Given task =>
Print out the full listing below line for line, changing nothing.

Stored items from a collection
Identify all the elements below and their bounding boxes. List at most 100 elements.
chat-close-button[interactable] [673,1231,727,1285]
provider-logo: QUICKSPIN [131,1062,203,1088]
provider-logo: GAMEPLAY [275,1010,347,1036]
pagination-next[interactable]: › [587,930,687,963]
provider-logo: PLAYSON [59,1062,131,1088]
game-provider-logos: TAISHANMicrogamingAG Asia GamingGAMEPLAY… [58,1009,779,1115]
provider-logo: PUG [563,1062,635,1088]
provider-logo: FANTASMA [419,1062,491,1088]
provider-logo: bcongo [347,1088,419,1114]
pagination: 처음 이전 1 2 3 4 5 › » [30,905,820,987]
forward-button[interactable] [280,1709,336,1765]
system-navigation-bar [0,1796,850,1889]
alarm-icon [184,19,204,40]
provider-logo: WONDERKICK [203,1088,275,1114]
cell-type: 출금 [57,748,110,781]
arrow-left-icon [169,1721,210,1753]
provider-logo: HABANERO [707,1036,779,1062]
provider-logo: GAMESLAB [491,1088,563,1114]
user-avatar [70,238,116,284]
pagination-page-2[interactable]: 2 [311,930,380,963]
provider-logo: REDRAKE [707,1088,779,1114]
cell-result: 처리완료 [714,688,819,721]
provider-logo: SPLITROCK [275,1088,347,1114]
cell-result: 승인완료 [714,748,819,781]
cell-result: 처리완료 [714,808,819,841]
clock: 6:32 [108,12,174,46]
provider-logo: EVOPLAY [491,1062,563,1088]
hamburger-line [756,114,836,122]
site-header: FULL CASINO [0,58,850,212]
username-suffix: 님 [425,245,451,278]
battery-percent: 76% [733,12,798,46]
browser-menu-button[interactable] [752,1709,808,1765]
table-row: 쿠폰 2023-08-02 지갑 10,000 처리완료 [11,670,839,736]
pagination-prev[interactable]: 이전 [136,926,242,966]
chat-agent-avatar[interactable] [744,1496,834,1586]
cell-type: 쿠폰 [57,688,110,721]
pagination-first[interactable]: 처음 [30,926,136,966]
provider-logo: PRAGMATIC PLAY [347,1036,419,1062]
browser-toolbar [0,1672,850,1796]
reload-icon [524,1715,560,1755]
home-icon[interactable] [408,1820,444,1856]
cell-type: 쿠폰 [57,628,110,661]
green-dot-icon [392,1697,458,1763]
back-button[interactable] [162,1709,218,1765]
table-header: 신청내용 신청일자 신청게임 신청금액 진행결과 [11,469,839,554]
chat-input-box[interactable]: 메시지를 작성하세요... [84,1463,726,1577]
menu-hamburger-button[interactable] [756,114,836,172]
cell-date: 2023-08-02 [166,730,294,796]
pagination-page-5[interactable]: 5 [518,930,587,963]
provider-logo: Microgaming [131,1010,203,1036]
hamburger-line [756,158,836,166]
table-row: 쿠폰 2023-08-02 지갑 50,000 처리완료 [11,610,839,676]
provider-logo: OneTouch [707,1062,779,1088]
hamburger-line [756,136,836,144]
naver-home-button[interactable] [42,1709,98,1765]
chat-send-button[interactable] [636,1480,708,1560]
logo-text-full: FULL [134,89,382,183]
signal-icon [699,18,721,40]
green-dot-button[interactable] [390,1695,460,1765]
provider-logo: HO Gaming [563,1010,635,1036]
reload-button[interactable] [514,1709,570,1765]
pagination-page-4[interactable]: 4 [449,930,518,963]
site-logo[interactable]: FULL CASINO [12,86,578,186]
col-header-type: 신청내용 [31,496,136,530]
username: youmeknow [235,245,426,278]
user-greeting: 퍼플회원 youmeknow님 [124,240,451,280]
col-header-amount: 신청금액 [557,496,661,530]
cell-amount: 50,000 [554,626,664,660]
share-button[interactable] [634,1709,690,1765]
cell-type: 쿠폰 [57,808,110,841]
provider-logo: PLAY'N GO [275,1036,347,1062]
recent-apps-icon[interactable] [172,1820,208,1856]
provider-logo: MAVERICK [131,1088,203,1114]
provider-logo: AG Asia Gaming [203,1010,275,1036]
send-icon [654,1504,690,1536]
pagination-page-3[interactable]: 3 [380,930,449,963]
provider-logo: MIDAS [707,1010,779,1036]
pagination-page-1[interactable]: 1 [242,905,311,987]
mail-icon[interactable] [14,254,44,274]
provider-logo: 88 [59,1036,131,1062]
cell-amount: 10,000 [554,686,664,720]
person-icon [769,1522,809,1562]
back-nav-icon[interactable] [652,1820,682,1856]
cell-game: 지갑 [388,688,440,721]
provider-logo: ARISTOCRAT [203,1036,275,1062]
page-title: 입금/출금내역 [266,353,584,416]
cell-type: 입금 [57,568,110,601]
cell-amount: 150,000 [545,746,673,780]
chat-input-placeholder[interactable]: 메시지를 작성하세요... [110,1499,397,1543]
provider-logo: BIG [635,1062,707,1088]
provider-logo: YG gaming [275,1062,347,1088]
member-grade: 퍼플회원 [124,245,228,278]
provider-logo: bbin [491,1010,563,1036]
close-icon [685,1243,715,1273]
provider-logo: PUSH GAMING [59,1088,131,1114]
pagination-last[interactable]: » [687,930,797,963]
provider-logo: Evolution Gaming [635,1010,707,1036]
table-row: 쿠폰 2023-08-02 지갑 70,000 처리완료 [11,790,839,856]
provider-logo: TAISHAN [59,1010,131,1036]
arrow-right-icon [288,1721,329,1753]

Written reply =>
Identify all the elements below and their bounding boxes. List at most 100 elements.
chat-close-button[interactable] [673,1231,727,1285]
provider-logo: QUICKSPIN [131,1062,203,1088]
provider-logo: GAMEPLAY [275,1010,347,1036]
pagination-next[interactable]: › [587,930,687,963]
provider-logo: PLAYSON [59,1062,131,1088]
game-provider-logos: TAISHANMicrogamingAG Asia GamingGAMEPLAY… [58,1009,779,1115]
provider-logo: PUG [563,1062,635,1088]
provider-logo: FANTASMA [419,1062,491,1088]
provider-logo: bcongo [347,1088,419,1114]
pagination: 처음 이전 1 2 3 4 5 › » [30,905,820,987]
forward-button[interactable] [280,1709,336,1765]
system-navigation-bar [0,1796,850,1889]
alarm-icon [184,19,204,40]
provider-logo: WONDERKICK [203,1088,275,1114]
cell-type: 출금 [57,748,110,781]
arrow-left-icon [169,1721,210,1753]
provider-logo: HABANERO [707,1036,779,1062]
provider-logo: GAMESLAB [491,1088,563,1114]
user-avatar [70,238,116,284]
pagination-page-2[interactable]: 2 [311,930,380,963]
provider-logo: REDRAKE [707,1088,779,1114]
cell-result: 처리완료 [714,688,819,721]
provider-logo: SPLITROCK [275,1088,347,1114]
cell-result: 승인완료 [714,748,819,781]
cell-result: 처리완료 [714,808,819,841]
clock: 6:32 [108,12,174,46]
provider-logo: EVOPLAY [491,1062,563,1088]
hamburger-line [756,114,836,122]
site-header: FULL CASINO [0,58,850,212]
username-suffix: 님 [425,245,451,278]
battery-percent: 76% [733,12,798,46]
browser-menu-button[interactable] [752,1709,808,1765]
table-row: 쿠폰 2023-08-02 지갑 10,000 처리완료 [11,670,839,736]
pagination-prev[interactable]: 이전 [136,926,242,966]
chat-agent-avatar[interactable] [744,1496,834,1586]
cell-type: 쿠폰 [57,688,110,721]
pagination-first[interactable]: 처음 [30,926,136,966]
provider-logo: PRAGMATIC PLAY [347,1036,419,1062]
browser-toolbar [0,1672,850,1796]
reload-icon [524,1715,560,1755]
home-icon[interactable] [408,1820,444,1856]
cell-type: 쿠폰 [57,628,110,661]
green-dot-icon [392,1697,458,1763]
back-button[interactable] [162,1709,218,1765]
table-header: 신청내용 신청일자 신청게임 신청금액 진행결과 [11,469,839,554]
chat-input-box[interactable]: 메시지를 작성하세요... [84,1463,726,1577]
menu-hamburger-button[interactable] [756,114,836,172]
cell-date: 2023-08-02 [166,730,294,796]
pagination-page-5[interactable]: 5 [518,930,587,963]
provider-logo: Microgaming [131,1010,203,1036]
hamburger-line [756,158,836,166]
table-row: 쿠폰 2023-08-02 지갑 50,000 처리완료 [11,610,839,676]
provider-logo: OneTouch [707,1062,779,1088]
hamburger-line [756,136,836,144]
naver-home-button[interactable] [42,1709,98,1765]
chat-send-button[interactable] [636,1480,708,1560]
logo-text-full: FULL [134,89,382,183]
signal-icon [699,18,721,40]
green-dot-button[interactable] [390,1695,460,1765]
provider-logo: HO Gaming [563,1010,635,1036]
reload-button[interactable] [514,1709,570,1765]
pagination-page-4[interactable]: 4 [449,930,518,963]
site-logo[interactable]: FULL CASINO [12,86,578,186]
col-header-type: 신청내용 [31,496,136,530]
username: youmeknow [235,245,426,278]
user-greeting: 퍼플회원 youmeknow님 [124,240,451,280]
col-header-amount: 신청금액 [557,496,661,530]
cell-amount: 50,000 [554,626,664,660]
share-button[interactable] [634,1709,690,1765]
cell-type: 쿠폰 [57,808,110,841]
provider-logo: PLAY'N GO [275,1036,347,1062]
recent-apps-icon[interactable] [172,1820,208,1856]
provider-logo: MAVERICK [131,1088,203,1114]
provider-logo: AG Asia Gaming [203,1010,275,1036]
send-icon [654,1504,690,1536]
pagination-page-3[interactable]: 3 [380,930,449,963]
provider-logo: MIDAS [707,1010,779,1036]
pagination-page-1[interactable]: 1 [242,905,311,987]
mail-icon[interactable] [14,254,44,274]
provider-logo: 88 [59,1036,131,1062]
cell-amount: 10,000 [554,686,664,720]
person-icon [769,1522,809,1562]
back-nav-icon[interactable] [652,1820,682,1856]
cell-game: 지갑 [388,688,440,721]
provider-logo: ARISTOCRAT [203,1036,275,1062]
page-title: 입금/출금내역 [266,353,584,416]
cell-type: 입금 [57,568,110,601]
cell-amount: 150,000 [545,746,673,780]
chat-input-placeholder[interactable]: 메시지를 작성하세요... [110,1499,397,1543]
provider-logo: BIG [635,1062,707,1088]
provider-logo: YG gaming [275,1062,347,1088]
member-grade: 퍼플회원 [124,245,228,278]
provider-logo: bbin [491,1010,563,1036]
close-icon [685,1243,715,1273]
provider-logo: PUSH GAMING [59,1088,131,1114]
pagination-last[interactable]: » [687,930,797,963]
provider-logo: Evolution Gaming [635,1010,707,1036]
table-row: 쿠폰 2023-08-02 지갑 70,000 처리완료 [11,790,839,856]
provider-logo: TAISHAN [59,1010,131,1036]
arrow-right-icon [288,1721,329,1753]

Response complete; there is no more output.